>> start Given entries

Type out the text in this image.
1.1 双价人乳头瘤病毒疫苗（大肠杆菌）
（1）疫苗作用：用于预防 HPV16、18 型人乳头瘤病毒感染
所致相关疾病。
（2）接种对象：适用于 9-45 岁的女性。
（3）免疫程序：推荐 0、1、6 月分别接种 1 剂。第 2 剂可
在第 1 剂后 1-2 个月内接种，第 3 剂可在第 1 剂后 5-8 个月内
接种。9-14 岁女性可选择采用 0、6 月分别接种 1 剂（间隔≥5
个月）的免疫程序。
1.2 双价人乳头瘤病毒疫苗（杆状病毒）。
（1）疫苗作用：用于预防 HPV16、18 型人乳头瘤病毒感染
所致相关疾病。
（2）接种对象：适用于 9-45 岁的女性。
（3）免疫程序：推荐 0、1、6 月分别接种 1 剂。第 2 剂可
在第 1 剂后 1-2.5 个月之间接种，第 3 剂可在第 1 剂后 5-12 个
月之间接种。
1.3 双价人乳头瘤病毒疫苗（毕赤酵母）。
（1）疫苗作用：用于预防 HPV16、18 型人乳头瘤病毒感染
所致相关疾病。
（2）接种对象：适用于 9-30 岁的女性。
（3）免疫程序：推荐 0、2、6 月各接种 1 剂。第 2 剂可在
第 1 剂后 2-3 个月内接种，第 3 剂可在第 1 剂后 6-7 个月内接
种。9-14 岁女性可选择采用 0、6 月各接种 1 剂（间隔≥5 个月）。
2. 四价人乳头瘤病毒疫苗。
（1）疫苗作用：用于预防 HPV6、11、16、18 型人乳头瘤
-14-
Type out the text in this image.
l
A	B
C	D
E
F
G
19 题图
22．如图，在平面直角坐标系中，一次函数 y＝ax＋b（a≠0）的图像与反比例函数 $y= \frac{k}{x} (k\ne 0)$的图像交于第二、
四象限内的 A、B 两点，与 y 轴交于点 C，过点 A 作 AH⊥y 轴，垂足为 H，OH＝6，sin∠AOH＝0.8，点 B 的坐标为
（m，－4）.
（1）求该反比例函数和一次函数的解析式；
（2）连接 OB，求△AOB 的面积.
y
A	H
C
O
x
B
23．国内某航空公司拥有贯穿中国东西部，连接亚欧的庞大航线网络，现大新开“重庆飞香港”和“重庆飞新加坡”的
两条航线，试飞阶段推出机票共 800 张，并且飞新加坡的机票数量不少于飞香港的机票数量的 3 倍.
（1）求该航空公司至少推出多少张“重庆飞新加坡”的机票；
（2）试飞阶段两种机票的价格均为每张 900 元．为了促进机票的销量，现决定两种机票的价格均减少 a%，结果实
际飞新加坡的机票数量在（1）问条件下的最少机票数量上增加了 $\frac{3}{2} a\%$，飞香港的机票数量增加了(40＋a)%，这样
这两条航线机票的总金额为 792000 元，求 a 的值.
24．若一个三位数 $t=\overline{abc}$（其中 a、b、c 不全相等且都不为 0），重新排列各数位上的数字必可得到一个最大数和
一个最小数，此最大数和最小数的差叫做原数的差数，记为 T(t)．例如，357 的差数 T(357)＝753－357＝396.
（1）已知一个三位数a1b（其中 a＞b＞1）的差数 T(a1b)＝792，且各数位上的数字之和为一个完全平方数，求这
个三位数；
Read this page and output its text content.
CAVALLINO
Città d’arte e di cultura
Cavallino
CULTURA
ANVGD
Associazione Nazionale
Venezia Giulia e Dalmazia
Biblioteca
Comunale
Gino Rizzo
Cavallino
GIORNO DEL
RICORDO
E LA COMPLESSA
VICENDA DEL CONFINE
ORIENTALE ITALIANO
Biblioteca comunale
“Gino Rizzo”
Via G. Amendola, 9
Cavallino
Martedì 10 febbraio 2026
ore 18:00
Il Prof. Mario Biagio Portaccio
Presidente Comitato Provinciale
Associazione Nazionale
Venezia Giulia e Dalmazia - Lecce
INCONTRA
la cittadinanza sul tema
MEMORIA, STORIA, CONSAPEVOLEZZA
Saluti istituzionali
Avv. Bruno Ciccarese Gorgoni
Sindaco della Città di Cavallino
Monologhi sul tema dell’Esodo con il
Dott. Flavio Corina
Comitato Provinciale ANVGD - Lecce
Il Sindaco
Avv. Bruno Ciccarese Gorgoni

>> end Given entries

§ **Given request**
Your answer should be a single number: the count of lines in the listing that contain the word "月各接种".

§ **Solution to this problem**
2